═══ 摘录文本 ═══
给出两个字符串 \(s_1,s_2\),对于任意一个长度 \(k\),问从两个字符串中随机各选一个长度为 \(k\) 的子序列 A,B ,A 字典序大于 B,A 字典序等于 B,A 的字典序小于 B 的概率。

\(n,m\le 2\times 10^5\)

Solution

可以想到对于一个长度 \(k\),我们其实只需要计算 \(A\ge B\) 的个数以及 \(A\le B\) 的个数,然后就可以算出来了。

下面以 \(A\ge B\) 为例考虑计算。考虑将两个字符串接在一起(中间需要加入特殊字符)做 SA,那么对于 \(s_1\) 的后缀 \(a\)\(s_2\) 的后缀 \(b\),如果 \(\text{rk}_a>\text{rk}_b\),那么 \(k\) 取任意值都满足,否则,\(k\le \text{lcp}(a,b)\) 的时候满足。

考虑如何计算,发现第一种情况可以直接二维偏序进行计算,第二种可以直接考虑枚举最小值。

复杂度可以做到 \(\Theta(n\log n)\),但是我比较懒,所以我的 SA build 部分写的是 \(\Theta(n\log^2n)\) 的。
═══ 数据行 ═══
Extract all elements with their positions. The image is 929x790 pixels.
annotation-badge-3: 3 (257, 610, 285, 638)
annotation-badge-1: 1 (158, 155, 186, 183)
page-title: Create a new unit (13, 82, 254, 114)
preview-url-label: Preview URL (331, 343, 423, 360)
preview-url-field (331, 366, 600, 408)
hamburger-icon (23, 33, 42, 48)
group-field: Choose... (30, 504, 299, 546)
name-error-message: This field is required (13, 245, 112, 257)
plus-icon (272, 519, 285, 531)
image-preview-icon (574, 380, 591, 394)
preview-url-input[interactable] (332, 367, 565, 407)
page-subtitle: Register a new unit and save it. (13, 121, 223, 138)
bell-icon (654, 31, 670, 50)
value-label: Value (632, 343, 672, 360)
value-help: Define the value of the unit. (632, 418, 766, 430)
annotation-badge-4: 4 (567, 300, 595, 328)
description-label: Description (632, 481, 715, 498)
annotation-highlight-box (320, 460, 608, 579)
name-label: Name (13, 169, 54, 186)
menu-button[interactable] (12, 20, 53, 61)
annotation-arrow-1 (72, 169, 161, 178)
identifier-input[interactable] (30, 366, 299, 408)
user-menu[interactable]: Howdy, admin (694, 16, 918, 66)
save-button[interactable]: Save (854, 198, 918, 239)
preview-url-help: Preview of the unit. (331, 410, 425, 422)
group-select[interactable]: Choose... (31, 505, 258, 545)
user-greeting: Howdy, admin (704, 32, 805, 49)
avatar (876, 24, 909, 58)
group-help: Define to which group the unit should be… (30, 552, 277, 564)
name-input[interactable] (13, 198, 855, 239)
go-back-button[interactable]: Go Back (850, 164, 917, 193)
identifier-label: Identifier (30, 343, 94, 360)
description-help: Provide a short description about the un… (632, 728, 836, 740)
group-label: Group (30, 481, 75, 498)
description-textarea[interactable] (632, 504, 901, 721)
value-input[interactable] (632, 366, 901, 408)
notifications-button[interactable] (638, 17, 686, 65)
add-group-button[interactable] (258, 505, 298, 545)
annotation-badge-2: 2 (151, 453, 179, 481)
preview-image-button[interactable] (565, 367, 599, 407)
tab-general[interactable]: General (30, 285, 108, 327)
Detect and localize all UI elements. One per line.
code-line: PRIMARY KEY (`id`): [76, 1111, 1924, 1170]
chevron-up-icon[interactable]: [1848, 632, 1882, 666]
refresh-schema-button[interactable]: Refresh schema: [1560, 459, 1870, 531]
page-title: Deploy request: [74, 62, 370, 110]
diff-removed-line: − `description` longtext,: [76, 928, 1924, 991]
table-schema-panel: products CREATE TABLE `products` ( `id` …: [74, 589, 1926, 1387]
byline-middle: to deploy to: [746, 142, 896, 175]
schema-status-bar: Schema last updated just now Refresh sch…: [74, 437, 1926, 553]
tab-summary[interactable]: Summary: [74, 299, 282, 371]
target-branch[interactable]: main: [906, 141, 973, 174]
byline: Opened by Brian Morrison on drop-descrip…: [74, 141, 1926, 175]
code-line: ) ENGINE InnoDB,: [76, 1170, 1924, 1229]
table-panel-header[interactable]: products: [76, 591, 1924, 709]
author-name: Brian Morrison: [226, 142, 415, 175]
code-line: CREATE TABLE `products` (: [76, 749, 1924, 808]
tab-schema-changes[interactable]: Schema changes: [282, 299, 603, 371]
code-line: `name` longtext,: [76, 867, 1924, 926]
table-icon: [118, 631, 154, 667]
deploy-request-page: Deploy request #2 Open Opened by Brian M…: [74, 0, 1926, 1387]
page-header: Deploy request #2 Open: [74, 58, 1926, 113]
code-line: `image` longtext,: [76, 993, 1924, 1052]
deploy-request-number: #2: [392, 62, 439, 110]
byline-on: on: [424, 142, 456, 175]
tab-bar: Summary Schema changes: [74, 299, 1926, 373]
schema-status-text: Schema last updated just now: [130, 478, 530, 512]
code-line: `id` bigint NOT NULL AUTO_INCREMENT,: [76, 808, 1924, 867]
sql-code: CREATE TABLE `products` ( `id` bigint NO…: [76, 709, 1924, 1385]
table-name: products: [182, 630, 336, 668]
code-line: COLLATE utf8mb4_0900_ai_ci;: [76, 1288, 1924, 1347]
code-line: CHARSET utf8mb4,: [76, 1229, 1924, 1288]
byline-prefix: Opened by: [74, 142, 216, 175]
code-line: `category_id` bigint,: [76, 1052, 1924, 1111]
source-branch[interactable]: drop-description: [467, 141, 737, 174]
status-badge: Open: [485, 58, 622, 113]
═══
把字符串子序列字典序题解中从“给出两个字符串 \(s_1,s_2\),对于任意一个长度 \(k\),问从两个字符串中随机各选一个长度为”到“部分写的是 \(\Theta(n\log^2n)\) 的。”的这一段一字不差地复制下来。

### 解答:
给出两个字符串 \(s_1,s_2\),对于任意一个长度 \(k\),问从两个字符串中随机各选一个长度为 \(k\) 的子序列 A,B ,A 字典序大于 B,A 字典序等于 B,A 的字典序小于 B 的概率。

\(n,m\le 2\times 10^5\)

Solution

可以想到对于一个长度 \(k\),我们其实只需要计算 \(A\ge B\) 的个数以及 \(A\le B\) 的个数,然后就可以算出来了。

下面以 \(A\ge B\) 为例考虑计算。考虑将两个字符串接在一起(中间需要加入特殊字符)做 SA,那么对于 \(s_1\) 的后缀 \(a\)\(s_2\) 的后缀 \(b\),如果 \(\text{rk}_a>\text{rk}_b\),那么 \(k\) 取任意值都满足,否则,\(k\le \text{lcp}(a,b)\) 的时候满足。

考虑如何计算,发现第一种情况可以直接二维偏序进行计算,第二种可以直接考虑枚举最小值。

复杂度可以做到 \(\Theta(n\log n)\),但是我比较懒,所以我的 SA build 部分写的是 \(\Theta(n\log^2n)\) 的。